> **THE TASK**
Retype the whole listing below, character for character.

Dataset entries:

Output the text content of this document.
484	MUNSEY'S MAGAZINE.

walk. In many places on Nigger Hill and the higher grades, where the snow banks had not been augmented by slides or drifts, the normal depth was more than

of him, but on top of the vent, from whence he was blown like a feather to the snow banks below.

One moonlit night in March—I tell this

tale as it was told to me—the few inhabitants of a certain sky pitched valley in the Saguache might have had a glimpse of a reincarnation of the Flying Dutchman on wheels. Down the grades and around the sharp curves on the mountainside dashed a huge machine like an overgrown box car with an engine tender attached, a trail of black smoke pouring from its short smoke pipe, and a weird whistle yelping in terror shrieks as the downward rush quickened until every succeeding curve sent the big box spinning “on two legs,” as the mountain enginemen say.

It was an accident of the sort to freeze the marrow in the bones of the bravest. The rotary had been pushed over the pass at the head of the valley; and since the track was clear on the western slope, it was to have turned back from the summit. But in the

> **FULL RESPONSE**
Output the text content of this document.
484	MUNSEY'S MAGAZINE.

walk. In many places on Nigger Hill and the higher grades, where the snow banks had not been augmented by slides or drifts, the normal depth was more than

of him, but on top of the vent, from whence he was blown like a feather to the snow banks below.

One moonlit night in March—I tell this

tale as it was told to me—the few inhabitants of a certain sky pitched valley in the Saguache might have had a glimpse of a reincarnation of the Flying Dutchman on wheels. Down the grades and around the sharp curves on the mountainside dashed a huge machine like an overgrown box car with an engine tender attached, a trail of black smoke pouring from its short smoke pipe, and a weird whistle yelping in terror shrieks as the downward rush quickened until every succeeding curve sent the big box spinning “on two legs,” as the mountain enginemen say.

It was an accident of the sort to freeze the marrow in the bones of the bravest. The rotary had been pushed over the pass at the head of the valley; and since the track was clear on the western slope, it was to have turned back from the summit. But in the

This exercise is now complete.